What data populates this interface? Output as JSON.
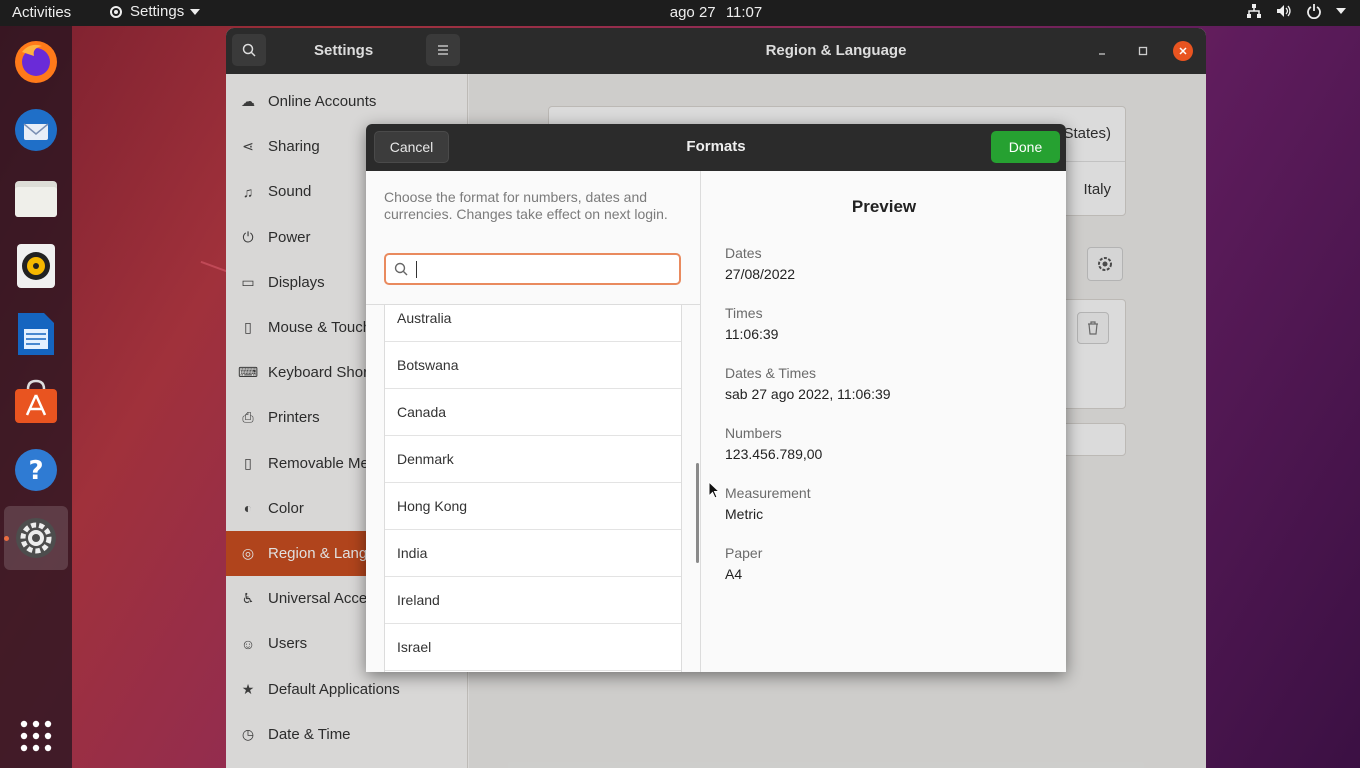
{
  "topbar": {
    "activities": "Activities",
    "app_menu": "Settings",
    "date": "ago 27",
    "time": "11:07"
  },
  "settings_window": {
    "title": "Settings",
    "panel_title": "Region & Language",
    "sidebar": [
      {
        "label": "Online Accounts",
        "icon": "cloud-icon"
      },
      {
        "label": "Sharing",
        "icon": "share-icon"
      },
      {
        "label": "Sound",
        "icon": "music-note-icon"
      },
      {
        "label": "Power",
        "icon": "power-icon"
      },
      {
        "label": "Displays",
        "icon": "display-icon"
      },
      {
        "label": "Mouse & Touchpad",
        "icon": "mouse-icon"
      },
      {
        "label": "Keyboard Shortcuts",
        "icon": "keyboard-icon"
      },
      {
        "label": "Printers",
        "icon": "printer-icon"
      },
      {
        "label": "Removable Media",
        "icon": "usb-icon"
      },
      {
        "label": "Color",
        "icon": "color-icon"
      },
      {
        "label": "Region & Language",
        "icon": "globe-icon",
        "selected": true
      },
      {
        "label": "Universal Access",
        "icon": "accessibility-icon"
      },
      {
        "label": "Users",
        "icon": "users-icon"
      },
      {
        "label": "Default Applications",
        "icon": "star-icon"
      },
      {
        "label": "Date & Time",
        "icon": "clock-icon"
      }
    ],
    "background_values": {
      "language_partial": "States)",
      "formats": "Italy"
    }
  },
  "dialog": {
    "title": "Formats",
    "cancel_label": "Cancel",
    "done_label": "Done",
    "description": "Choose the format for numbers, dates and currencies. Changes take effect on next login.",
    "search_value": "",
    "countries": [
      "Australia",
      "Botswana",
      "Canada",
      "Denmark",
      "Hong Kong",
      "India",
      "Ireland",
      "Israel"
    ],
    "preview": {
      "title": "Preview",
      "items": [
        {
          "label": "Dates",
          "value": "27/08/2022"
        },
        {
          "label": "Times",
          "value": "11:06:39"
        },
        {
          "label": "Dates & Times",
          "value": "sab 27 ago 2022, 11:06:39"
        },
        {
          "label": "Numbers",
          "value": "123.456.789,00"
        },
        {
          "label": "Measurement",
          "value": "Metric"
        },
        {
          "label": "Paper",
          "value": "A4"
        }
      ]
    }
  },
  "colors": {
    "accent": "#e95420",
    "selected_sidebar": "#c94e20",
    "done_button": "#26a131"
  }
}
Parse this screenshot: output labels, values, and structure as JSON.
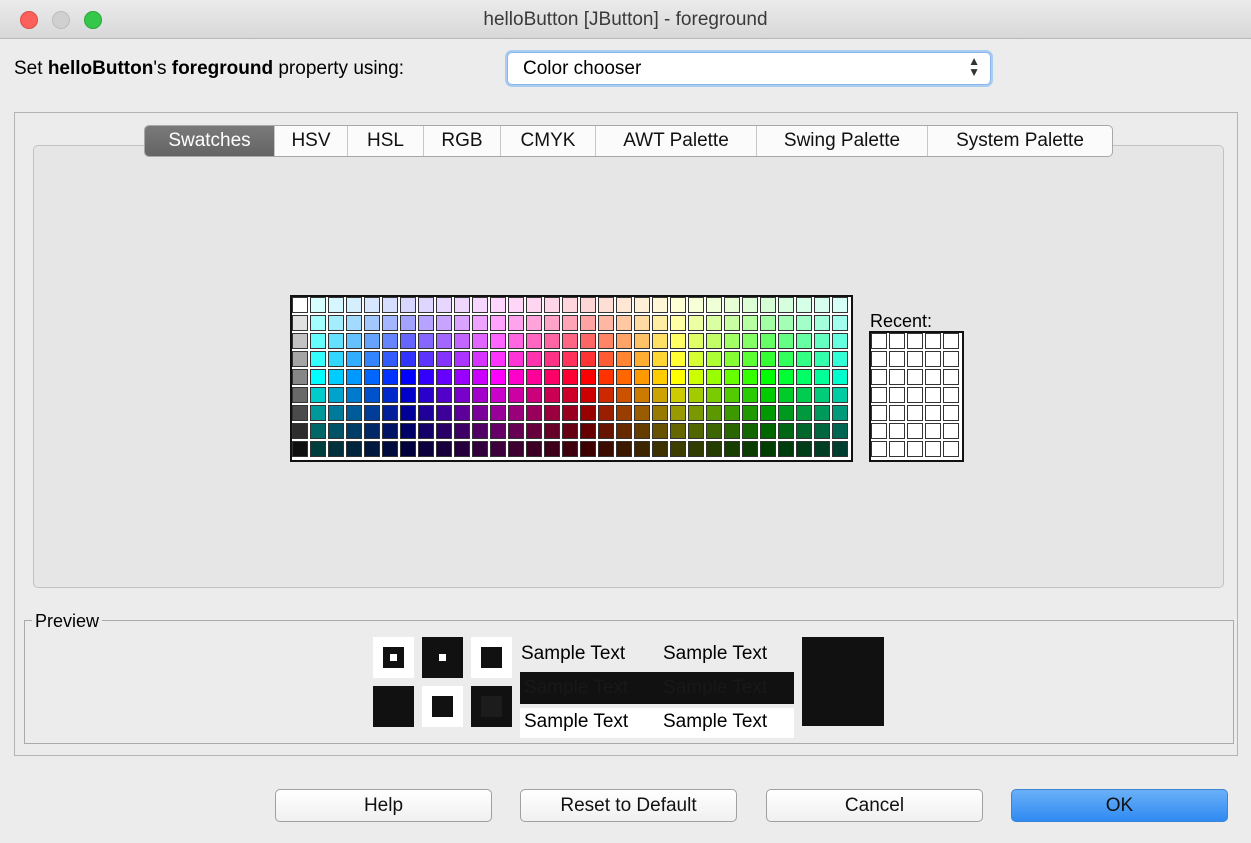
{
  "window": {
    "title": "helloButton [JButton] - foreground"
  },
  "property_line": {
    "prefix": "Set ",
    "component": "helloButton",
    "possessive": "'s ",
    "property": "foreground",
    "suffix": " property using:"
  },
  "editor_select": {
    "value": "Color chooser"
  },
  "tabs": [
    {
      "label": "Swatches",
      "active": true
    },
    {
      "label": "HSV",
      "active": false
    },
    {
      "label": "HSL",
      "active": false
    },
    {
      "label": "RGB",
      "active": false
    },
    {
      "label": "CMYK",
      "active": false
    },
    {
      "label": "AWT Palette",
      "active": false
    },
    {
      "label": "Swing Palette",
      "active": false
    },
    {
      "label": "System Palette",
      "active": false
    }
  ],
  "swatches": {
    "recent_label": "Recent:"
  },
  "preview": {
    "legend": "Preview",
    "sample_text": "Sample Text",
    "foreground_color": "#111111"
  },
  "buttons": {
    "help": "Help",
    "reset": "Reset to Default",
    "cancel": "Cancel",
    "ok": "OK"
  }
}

^^^^

• _WHAT IS NEEDED_: Return each line exactly as written. Any picture gets left out.

• _FINAL ANSWER_:
What data populates this interface? Output as JSON.
{
  "topbar": {
    "activities": "Activities",
    "app_menu": "Settings",
    "date": "ago 27",
    "time": "11:07"
  },
  "settings_window": {
    "title": "Settings",
    "panel_title": "Region & Language",
    "sidebar": [
      {
        "label": "Online Accounts",
        "icon": "cloud-icon"
      },
      {
        "label": "Sharing",
        "icon": "share-icon"
      },
      {
        "label": "Sound",
        "icon": "music-note-icon"
      },
      {
        "label": "Power",
        "icon": "power-icon"
      },
      {
        "label": "Displays",
        "icon": "display-icon"
      },
      {
        "label": "Mouse & Touchpad",
        "icon": "mouse-icon"
      },
      {
        "label": "Keyboard Shortcuts",
        "icon": "keyboard-icon"
      },
      {
        "label": "Printers",
        "icon": "printer-icon"
      },
      {
        "label": "Removable Media",
        "icon": "usb-icon"
      },
      {
        "label": "Color",
        "icon": "color-icon"
      },
      {
        "label": "Region & Language",
        "icon": "globe-icon",
        "selected": true
      },
      {
        "label": "Universal Access",
        "icon": "accessibility-icon"
      },
      {
        "label": "Users",
        "icon": "users-icon"
      },
      {
        "label": "Default Applications",
        "icon": "star-icon"
      },
      {
        "label": "Date & Time",
        "icon": "clock-icon"
      }
    ],
    "background_values": {
      "language_partial": "States)",
      "formats": "Italy"
    }
  },
  "dialog": {
    "title": "Formats",
    "cancel_label": "Cancel",
    "done_label": "Done",
    "description": "Choose the format for numbers, dates and currencies. Changes take effect on next login.",
    "search_value": "",
    "countries": [
      "Australia",
      "Botswana",
      "Canada",
      "Denmark",
      "Hong Kong",
      "India",
      "Ireland",
      "Israel"
    ],
    "preview": {
      "title": "Preview",
      "items": [
        {
          "label": "Dates",
          "value": "27/08/2022"
        },
        {
          "label": "Times",
          "value": "11:06:39"
        },
        {
          "label": "Dates & Times",
          "value": "sab 27 ago 2022, 11:06:39"
        },
        {
          "label": "Numbers",
          "value": "123.456.789,00"
        },
        {
          "label": "Measurement",
          "value": "Metric"
        },
        {
          "label": "Paper",
          "value": "A4"
        }
      ]
    }
  },
  "colors": {
    "accent": "#e95420",
    "selected_sidebar": "#c94e20",
    "done_button": "#26a131"
  }
}
Parse this screenshot: output labels, values, and structure as JSON.
{
  "window": {
    "title": "helloButton [JButton] - foreground"
  },
  "property_line": {
    "prefix": "Set ",
    "component": "helloButton",
    "possessive": "'s ",
    "property": "foreground",
    "suffix": " property using:"
  },
  "editor_select": {
    "value": "Color chooser"
  },
  "tabs": [
    {
      "label": "Swatches",
      "active": true
    },
    {
      "label": "HSV",
      "active": false
    },
    {
      "label": "HSL",
      "active": false
    },
    {
      "label": "RGB",
      "active": false
    },
    {
      "label": "CMYK",
      "active": false
    },
    {
      "label": "AWT Palette",
      "active": false
    },
    {
      "label": "Swing Palette",
      "active": false
    },
    {
      "label": "System Palette",
      "active": false
    }
  ],
  "swatches": {
    "recent_label": "Recent:"
  },
  "preview": {
    "legend": "Preview",
    "sample_text": "Sample Text",
    "foreground_color": "#111111"
  },
  "buttons": {
    "help": "Help",
    "reset": "Reset to Default",
    "cancel": "Cancel",
    "ok": "OK"
  }
}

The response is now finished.